## [Work to complete]
Each line containing the word "Scalet" must be collected.

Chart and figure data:
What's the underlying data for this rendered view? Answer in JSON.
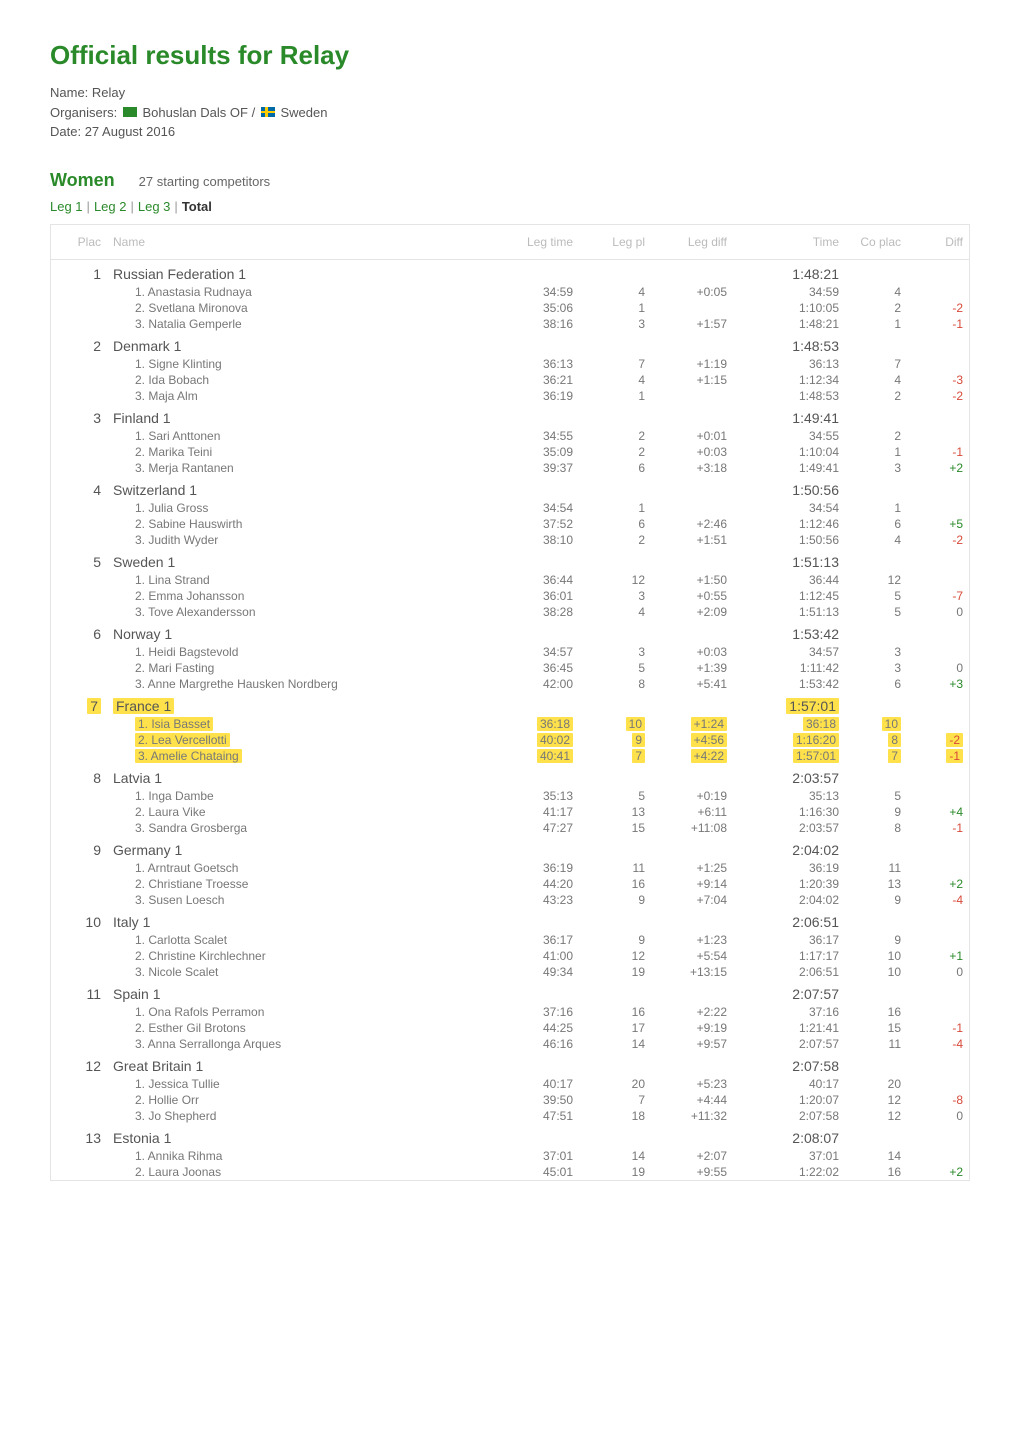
{
  "page_title": "Official results for Relay",
  "meta": {
    "name_label": "Name:",
    "name_value": "Relay",
    "organisers_label": "Organisers:",
    "organisers_club": "Bohuslan Dals OF",
    "organisers_sep": "/",
    "organisers_country": "Sweden",
    "date_label": "Date:",
    "date_value": "27 August 2016"
  },
  "class": {
    "name": "Women",
    "competitors": "27 starting competitors"
  },
  "legs": {
    "items": [
      "Leg 1",
      "Leg 2",
      "Leg 3",
      "Total"
    ],
    "current_index": 3
  },
  "columns": {
    "plac": "Plac",
    "name": "Name",
    "legtime": "Leg time",
    "legpl": "Leg pl",
    "legdiff": "Leg diff",
    "time": "Time",
    "coplac": "Co plac",
    "diff": "Diff"
  },
  "teams": [
    {
      "place": "1",
      "name": "Russian Federation 1",
      "time": "1:48:21",
      "highlight": false,
      "runners": [
        {
          "name": "1. Anastasia Rudnaya",
          "legtime": "34:59",
          "legpl": "4",
          "legdiff": "+0:05",
          "time": "34:59",
          "coplac": "4",
          "diff": ""
        },
        {
          "name": "2. Svetlana Mironova",
          "legtime": "35:06",
          "legpl": "1",
          "legdiff": "",
          "time": "1:10:05",
          "coplac": "2",
          "diff": "-2"
        },
        {
          "name": "3. Natalia Gemperle",
          "legtime": "38:16",
          "legpl": "3",
          "legdiff": "+1:57",
          "time": "1:48:21",
          "coplac": "1",
          "diff": "-1"
        }
      ]
    },
    {
      "place": "2",
      "name": "Denmark 1",
      "time": "1:48:53",
      "highlight": false,
      "runners": [
        {
          "name": "1. Signe Klinting",
          "legtime": "36:13",
          "legpl": "7",
          "legdiff": "+1:19",
          "time": "36:13",
          "coplac": "7",
          "diff": ""
        },
        {
          "name": "2. Ida Bobach",
          "legtime": "36:21",
          "legpl": "4",
          "legdiff": "+1:15",
          "time": "1:12:34",
          "coplac": "4",
          "diff": "-3"
        },
        {
          "name": "3. Maja Alm",
          "legtime": "36:19",
          "legpl": "1",
          "legdiff": "",
          "time": "1:48:53",
          "coplac": "2",
          "diff": "-2"
        }
      ]
    },
    {
      "place": "3",
      "name": "Finland 1",
      "time": "1:49:41",
      "highlight": false,
      "runners": [
        {
          "name": "1. Sari Anttonen",
          "legtime": "34:55",
          "legpl": "2",
          "legdiff": "+0:01",
          "time": "34:55",
          "coplac": "2",
          "diff": ""
        },
        {
          "name": "2. Marika Teini",
          "legtime": "35:09",
          "legpl": "2",
          "legdiff": "+0:03",
          "time": "1:10:04",
          "coplac": "1",
          "diff": "-1"
        },
        {
          "name": "3. Merja Rantanen",
          "legtime": "39:37",
          "legpl": "6",
          "legdiff": "+3:18",
          "time": "1:49:41",
          "coplac": "3",
          "diff": "+2"
        }
      ]
    },
    {
      "place": "4",
      "name": "Switzerland 1",
      "time": "1:50:56",
      "highlight": false,
      "runners": [
        {
          "name": "1. Julia Gross",
          "legtime": "34:54",
          "legpl": "1",
          "legdiff": "",
          "time": "34:54",
          "coplac": "1",
          "diff": ""
        },
        {
          "name": "2. Sabine Hauswirth",
          "legtime": "37:52",
          "legpl": "6",
          "legdiff": "+2:46",
          "time": "1:12:46",
          "coplac": "6",
          "diff": "+5"
        },
        {
          "name": "3. Judith Wyder",
          "legtime": "38:10",
          "legpl": "2",
          "legdiff": "+1:51",
          "time": "1:50:56",
          "coplac": "4",
          "diff": "-2"
        }
      ]
    },
    {
      "place": "5",
      "name": "Sweden 1",
      "time": "1:51:13",
      "highlight": false,
      "runners": [
        {
          "name": "1. Lina Strand",
          "legtime": "36:44",
          "legpl": "12",
          "legdiff": "+1:50",
          "time": "36:44",
          "coplac": "12",
          "diff": ""
        },
        {
          "name": "2. Emma Johansson",
          "legtime": "36:01",
          "legpl": "3",
          "legdiff": "+0:55",
          "time": "1:12:45",
          "coplac": "5",
          "diff": "-7"
        },
        {
          "name": "3. Tove Alexandersson",
          "legtime": "38:28",
          "legpl": "4",
          "legdiff": "+2:09",
          "time": "1:51:13",
          "coplac": "5",
          "diff": "0"
        }
      ]
    },
    {
      "place": "6",
      "name": "Norway 1",
      "time": "1:53:42",
      "highlight": false,
      "runners": [
        {
          "name": "1. Heidi Bagstevold",
          "legtime": "34:57",
          "legpl": "3",
          "legdiff": "+0:03",
          "time": "34:57",
          "coplac": "3",
          "diff": ""
        },
        {
          "name": "2. Mari Fasting",
          "legtime": "36:45",
          "legpl": "5",
          "legdiff": "+1:39",
          "time": "1:11:42",
          "coplac": "3",
          "diff": "0"
        },
        {
          "name": "3. Anne Margrethe Hausken Nordberg",
          "legtime": "42:00",
          "legpl": "8",
          "legdiff": "+5:41",
          "time": "1:53:42",
          "coplac": "6",
          "diff": "+3"
        }
      ]
    },
    {
      "place": "7",
      "name": "France 1",
      "time": "1:57:01",
      "highlight": true,
      "runners": [
        {
          "name": "1. Isia Basset",
          "legtime": "36:18",
          "legpl": "10",
          "legdiff": "+1:24",
          "time": "36:18",
          "coplac": "10",
          "diff": ""
        },
        {
          "name": "2. Lea Vercellotti",
          "legtime": "40:02",
          "legpl": "9",
          "legdiff": "+4:56",
          "time": "1:16:20",
          "coplac": "8",
          "diff": "-2"
        },
        {
          "name": "3. Amelie Chataing",
          "legtime": "40:41",
          "legpl": "7",
          "legdiff": "+4:22",
          "time": "1:57:01",
          "coplac": "7",
          "diff": "-1"
        }
      ]
    },
    {
      "place": "8",
      "name": "Latvia 1",
      "time": "2:03:57",
      "highlight": false,
      "runners": [
        {
          "name": "1. Inga Dambe",
          "legtime": "35:13",
          "legpl": "5",
          "legdiff": "+0:19",
          "time": "35:13",
          "coplac": "5",
          "diff": ""
        },
        {
          "name": "2. Laura Vike",
          "legtime": "41:17",
          "legpl": "13",
          "legdiff": "+6:11",
          "time": "1:16:30",
          "coplac": "9",
          "diff": "+4"
        },
        {
          "name": "3. Sandra Grosberga",
          "legtime": "47:27",
          "legpl": "15",
          "legdiff": "+11:08",
          "time": "2:03:57",
          "coplac": "8",
          "diff": "-1"
        }
      ]
    },
    {
      "place": "9",
      "name": "Germany 1",
      "time": "2:04:02",
      "highlight": false,
      "runners": [
        {
          "name": "1. Arntraut Goetsch",
          "legtime": "36:19",
          "legpl": "11",
          "legdiff": "+1:25",
          "time": "36:19",
          "coplac": "11",
          "diff": ""
        },
        {
          "name": "2. Christiane Troesse",
          "legtime": "44:20",
          "legpl": "16",
          "legdiff": "+9:14",
          "time": "1:20:39",
          "coplac": "13",
          "diff": "+2"
        },
        {
          "name": "3. Susen Loesch",
          "legtime": "43:23",
          "legpl": "9",
          "legdiff": "+7:04",
          "time": "2:04:02",
          "coplac": "9",
          "diff": "-4"
        }
      ]
    },
    {
      "place": "10",
      "name": "Italy 1",
      "time": "2:06:51",
      "highlight": false,
      "runners": [
        {
          "name": "1. Carlotta Scalet",
          "legtime": "36:17",
          "legpl": "9",
          "legdiff": "+1:23",
          "time": "36:17",
          "coplac": "9",
          "diff": ""
        },
        {
          "name": "2. Christine Kirchlechner",
          "legtime": "41:00",
          "legpl": "12",
          "legdiff": "+5:54",
          "time": "1:17:17",
          "coplac": "10",
          "diff": "+1"
        },
        {
          "name": "3. Nicole Scalet",
          "legtime": "49:34",
          "legpl": "19",
          "legdiff": "+13:15",
          "time": "2:06:51",
          "coplac": "10",
          "diff": "0"
        }
      ]
    },
    {
      "place": "11",
      "name": "Spain 1",
      "time": "2:07:57",
      "highlight": false,
      "runners": [
        {
          "name": "1. Ona Rafols Perramon",
          "legtime": "37:16",
          "legpl": "16",
          "legdiff": "+2:22",
          "time": "37:16",
          "coplac": "16",
          "diff": ""
        },
        {
          "name": "2. Esther Gil Brotons",
          "legtime": "44:25",
          "legpl": "17",
          "legdiff": "+9:19",
          "time": "1:21:41",
          "coplac": "15",
          "diff": "-1"
        },
        {
          "name": "3. Anna Serrallonga Arques",
          "legtime": "46:16",
          "legpl": "14",
          "legdiff": "+9:57",
          "time": "2:07:57",
          "coplac": "11",
          "diff": "-4"
        }
      ]
    },
    {
      "place": "12",
      "name": "Great Britain 1",
      "time": "2:07:58",
      "highlight": false,
      "runners": [
        {
          "name": "1. Jessica Tullie",
          "legtime": "40:17",
          "legpl": "20",
          "legdiff": "+5:23",
          "time": "40:17",
          "coplac": "20",
          "diff": ""
        },
        {
          "name": "2. Hollie Orr",
          "legtime": "39:50",
          "legpl": "7",
          "legdiff": "+4:44",
          "time": "1:20:07",
          "coplac": "12",
          "diff": "-8"
        },
        {
          "name": "3. Jo Shepherd",
          "legtime": "47:51",
          "legpl": "18",
          "legdiff": "+11:32",
          "time": "2:07:58",
          "coplac": "12",
          "diff": "0"
        }
      ]
    },
    {
      "place": "13",
      "name": "Estonia 1",
      "time": "2:08:07",
      "highlight": false,
      "runners": [
        {
          "name": "1. Annika Rihma",
          "legtime": "37:01",
          "legpl": "14",
          "legdiff": "+2:07",
          "time": "37:01",
          "coplac": "14",
          "diff": ""
        },
        {
          "name": "2. Laura Joonas",
          "legtime": "45:01",
          "legpl": "19",
          "legdiff": "+9:55",
          "time": "1:22:02",
          "coplac": "16",
          "diff": "+2"
        }
      ]
    }
  ]
}
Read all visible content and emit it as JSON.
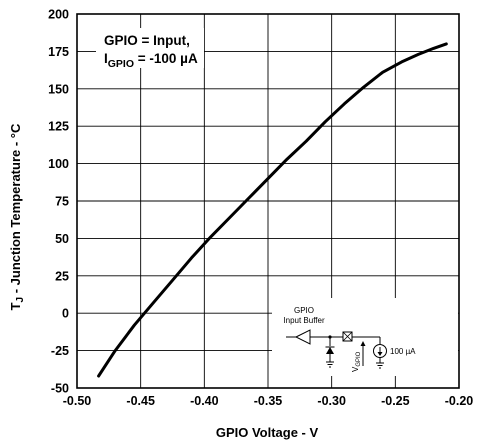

## [Answer to the task]
          "name": "1. Carlotta Scalet",
          "name": "3. Nicole Scalet",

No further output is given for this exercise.